» What is required: Every entry must be duplicated precisely as written.

# START OF Excerpted records

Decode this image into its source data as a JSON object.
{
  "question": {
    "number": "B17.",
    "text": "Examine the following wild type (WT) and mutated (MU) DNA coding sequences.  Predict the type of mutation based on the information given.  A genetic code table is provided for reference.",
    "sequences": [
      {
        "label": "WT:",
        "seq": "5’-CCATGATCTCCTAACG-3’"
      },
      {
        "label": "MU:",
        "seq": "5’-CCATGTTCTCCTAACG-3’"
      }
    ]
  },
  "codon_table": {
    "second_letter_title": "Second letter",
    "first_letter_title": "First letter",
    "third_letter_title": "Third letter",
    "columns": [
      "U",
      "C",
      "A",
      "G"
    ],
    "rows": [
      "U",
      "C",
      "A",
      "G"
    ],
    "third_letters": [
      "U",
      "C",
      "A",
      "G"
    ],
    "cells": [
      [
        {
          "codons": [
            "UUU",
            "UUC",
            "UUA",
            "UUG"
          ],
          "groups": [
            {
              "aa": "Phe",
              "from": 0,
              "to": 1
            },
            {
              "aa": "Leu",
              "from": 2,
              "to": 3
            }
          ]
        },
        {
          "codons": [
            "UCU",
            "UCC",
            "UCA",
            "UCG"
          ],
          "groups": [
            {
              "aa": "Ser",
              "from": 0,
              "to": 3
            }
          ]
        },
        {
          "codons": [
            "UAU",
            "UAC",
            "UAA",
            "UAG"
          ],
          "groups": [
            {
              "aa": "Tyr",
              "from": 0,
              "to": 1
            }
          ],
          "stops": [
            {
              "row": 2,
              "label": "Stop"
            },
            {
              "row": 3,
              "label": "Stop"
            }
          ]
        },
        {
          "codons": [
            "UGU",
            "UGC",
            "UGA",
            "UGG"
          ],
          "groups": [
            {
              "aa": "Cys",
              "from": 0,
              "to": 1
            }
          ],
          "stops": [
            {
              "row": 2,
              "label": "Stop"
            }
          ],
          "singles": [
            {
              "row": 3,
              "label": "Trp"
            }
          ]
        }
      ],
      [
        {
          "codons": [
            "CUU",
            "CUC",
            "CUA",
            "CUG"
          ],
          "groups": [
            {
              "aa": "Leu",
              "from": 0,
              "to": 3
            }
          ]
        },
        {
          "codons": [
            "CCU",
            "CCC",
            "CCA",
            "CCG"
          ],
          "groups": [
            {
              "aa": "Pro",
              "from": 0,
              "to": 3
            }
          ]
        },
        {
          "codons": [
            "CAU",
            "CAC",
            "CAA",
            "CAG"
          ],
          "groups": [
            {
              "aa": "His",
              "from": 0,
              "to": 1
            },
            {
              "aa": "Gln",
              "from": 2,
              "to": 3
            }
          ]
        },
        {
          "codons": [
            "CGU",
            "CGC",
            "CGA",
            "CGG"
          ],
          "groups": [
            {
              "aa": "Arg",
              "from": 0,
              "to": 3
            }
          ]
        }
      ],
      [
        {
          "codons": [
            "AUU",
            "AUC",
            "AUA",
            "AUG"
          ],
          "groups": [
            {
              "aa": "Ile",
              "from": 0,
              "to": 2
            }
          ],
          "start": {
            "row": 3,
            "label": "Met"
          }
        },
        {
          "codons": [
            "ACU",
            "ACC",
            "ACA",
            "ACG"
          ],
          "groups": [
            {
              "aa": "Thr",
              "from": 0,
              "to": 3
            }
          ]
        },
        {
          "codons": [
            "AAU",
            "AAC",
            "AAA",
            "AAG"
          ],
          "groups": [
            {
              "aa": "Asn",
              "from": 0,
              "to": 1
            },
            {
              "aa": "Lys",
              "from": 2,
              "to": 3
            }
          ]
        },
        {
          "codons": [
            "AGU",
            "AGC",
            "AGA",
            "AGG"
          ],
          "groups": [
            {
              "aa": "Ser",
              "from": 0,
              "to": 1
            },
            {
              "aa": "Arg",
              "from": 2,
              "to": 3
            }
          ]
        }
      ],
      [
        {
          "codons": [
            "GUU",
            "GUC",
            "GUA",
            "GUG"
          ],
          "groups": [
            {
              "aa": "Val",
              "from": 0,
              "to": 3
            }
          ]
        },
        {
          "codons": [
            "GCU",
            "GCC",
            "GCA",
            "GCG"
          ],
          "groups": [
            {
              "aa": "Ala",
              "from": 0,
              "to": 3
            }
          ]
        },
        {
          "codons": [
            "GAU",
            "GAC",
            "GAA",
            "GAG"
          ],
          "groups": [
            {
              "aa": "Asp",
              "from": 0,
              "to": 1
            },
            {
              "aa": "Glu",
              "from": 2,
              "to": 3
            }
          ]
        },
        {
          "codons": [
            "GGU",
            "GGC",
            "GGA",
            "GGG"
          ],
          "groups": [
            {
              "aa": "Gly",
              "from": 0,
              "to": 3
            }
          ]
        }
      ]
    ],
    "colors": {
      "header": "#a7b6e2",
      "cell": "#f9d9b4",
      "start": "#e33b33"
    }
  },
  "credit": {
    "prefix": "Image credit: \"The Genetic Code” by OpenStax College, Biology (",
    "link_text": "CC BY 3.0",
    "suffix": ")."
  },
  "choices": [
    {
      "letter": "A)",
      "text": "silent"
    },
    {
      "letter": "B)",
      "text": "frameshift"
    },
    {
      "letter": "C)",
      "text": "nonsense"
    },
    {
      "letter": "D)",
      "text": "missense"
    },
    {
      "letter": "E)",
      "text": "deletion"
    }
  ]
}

# END OF Excerpted records

» Correct output:
Decode this image into its source data as a JSON object.
{
  "question": {
    "number": "B17.",
    "text": "Examine the following wild type (WT) and mutated (MU) DNA coding sequences.  Predict the type of mutation based on the information given.  A genetic code table is provided for reference.",
    "sequences": [
      {
        "label": "WT:",
        "seq": "5’-CCATGATCTCCTAACG-3’"
      },
      {
        "label": "MU:",
        "seq": "5’-CCATGTTCTCCTAACG-3’"
      }
    ]
  },
  "codon_table": {
    "second_letter_title": "Second letter",
    "first_letter_title": "First letter",
    "third_letter_title": "Third letter",
    "columns": [
      "U",
      "C",
      "A",
      "G"
    ],
    "rows": [
      "U",
      "C",
      "A",
      "G"
    ],
    "third_letters": [
      "U",
      "C",
      "A",
      "G"
    ],
    "cells": [
      [
        {
          "codons": [
            "UUU",
            "UUC",
            "UUA",
            "UUG"
          ],
          "groups": [
            {
              "aa": "Phe",
              "from": 0,
              "to": 1
            },
            {
              "aa": "Leu",
              "from": 2,
              "to": 3
            }
          ]
        },
        {
          "codons": [
            "UCU",
            "UCC",
            "UCA",
            "UCG"
          ],
          "groups": [
            {
              "aa": "Ser",
              "from": 0,
              "to": 3
            }
          ]
        },
        {
          "codons": [
            "UAU",
            "UAC",
            "UAA",
            "UAG"
          ],
          "groups": [
            {
              "aa": "Tyr",
              "from": 0,
              "to": 1
            }
          ],
          "stops": [
            {
              "row": 2,
              "label": "Stop"
            },
            {
              "row": 3,
              "label": "Stop"
            }
          ]
        },
        {
          "codons": [
            "UGU",
            "UGC",
            "UGA",
            "UGG"
          ],
          "groups": [
            {
              "aa": "Cys",
              "from": 0,
              "to": 1
            }
          ],
          "stops": [
            {
              "row": 2,
              "label": "Stop"
            }
          ],
          "singles": [
            {
              "row": 3,
              "label": "Trp"
            }
          ]
        }
      ],
      [
        {
          "codons": [
            "CUU",
            "CUC",
            "CUA",
            "CUG"
          ],
          "groups": [
            {
              "aa": "Leu",
              "from": 0,
              "to": 3
            }
          ]
        },
        {
          "codons": [
            "CCU",
            "CCC",
            "CCA",
            "CCG"
          ],
          "groups": [
            {
              "aa": "Pro",
              "from": 0,
              "to": 3
            }
          ]
        },
        {
          "codons": [
            "CAU",
            "CAC",
            "CAA",
            "CAG"
          ],
          "groups": [
            {
              "aa": "His",
              "from": 0,
              "to": 1
            },
            {
              "aa": "Gln",
              "from": 2,
              "to": 3
            }
          ]
        },
        {
          "codons": [
            "CGU",
            "CGC",
            "CGA",
            "CGG"
          ],
          "groups": [
            {
              "aa": "Arg",
              "from": 0,
              "to": 3
            }
          ]
        }
      ],
      [
        {
          "codons": [
            "AUU",
            "AUC",
            "AUA",
            "AUG"
          ],
          "groups": [
            {
              "aa": "Ile",
              "from": 0,
              "to": 2
            }
          ],
          "start": {
            "row": 3,
            "label": "Met"
          }
        },
        {
          "codons": [
            "ACU",
            "ACC",
            "ACA",
            "ACG"
          ],
          "groups": [
            {
              "aa": "Thr",
              "from": 0,
              "to": 3
            }
          ]
        },
        {
          "codons": [
            "AAU",
            "AAC",
            "AAA",
            "AAG"
          ],
          "groups": [
            {
              "aa": "Asn",
              "from": 0,
              "to": 1
            },
            {
              "aa": "Lys",
              "from": 2,
              "to": 3
            }
          ]
        },
        {
          "codons": [
            "AGU",
            "AGC",
            "AGA",
            "AGG"
          ],
          "groups": [
            {
              "aa": "Ser",
              "from": 0,
              "to": 1
            },
            {
              "aa": "Arg",
              "from": 2,
              "to": 3
            }
          ]
        }
      ],
      [
        {
          "codons": [
            "GUU",
            "GUC",
            "GUA",
            "GUG"
          ],
          "groups": [
            {
              "aa": "Val",
              "from": 0,
              "to": 3
            }
          ]
        },
        {
          "codons": [
            "GCU",
            "GCC",
            "GCA",
            "GCG"
          ],
          "groups": [
            {
              "aa": "Ala",
              "from": 0,
              "to": 3
            }
          ]
        },
        {
          "codons": [
            "GAU",
            "GAC",
            "GAA",
            "GAG"
          ],
          "groups": [
            {
              "aa": "Asp",
              "from": 0,
              "to": 1
            },
            {
              "aa": "Glu",
              "from": 2,
              "to": 3
            }
          ]
        },
        {
          "codons": [
            "GGU",
            "GGC",
            "GGA",
            "GGG"
          ],
          "groups": [
            {
              "aa": "Gly",
              "from": 0,
              "to": 3
            }
          ]
        }
      ]
    ],
    "colors": {
      "header": "#a7b6e2",
      "cell": "#f9d9b4",
      "start": "#e33b33"
    }
  },
  "credit": {
    "prefix": "Image credit: \"The Genetic Code” by OpenStax College, Biology (",
    "link_text": "CC BY 3.0",
    "suffix": ")."
  },
  "choices": [
    {
      "letter": "A)",
      "text": "silent"
    },
    {
      "letter": "B)",
      "text": "frameshift"
    },
    {
      "letter": "C)",
      "text": "nonsense"
    },
    {
      "letter": "D)",
      "text": "missense"
    },
    {
      "letter": "E)",
      "text": "deletion"
    }
  ]
}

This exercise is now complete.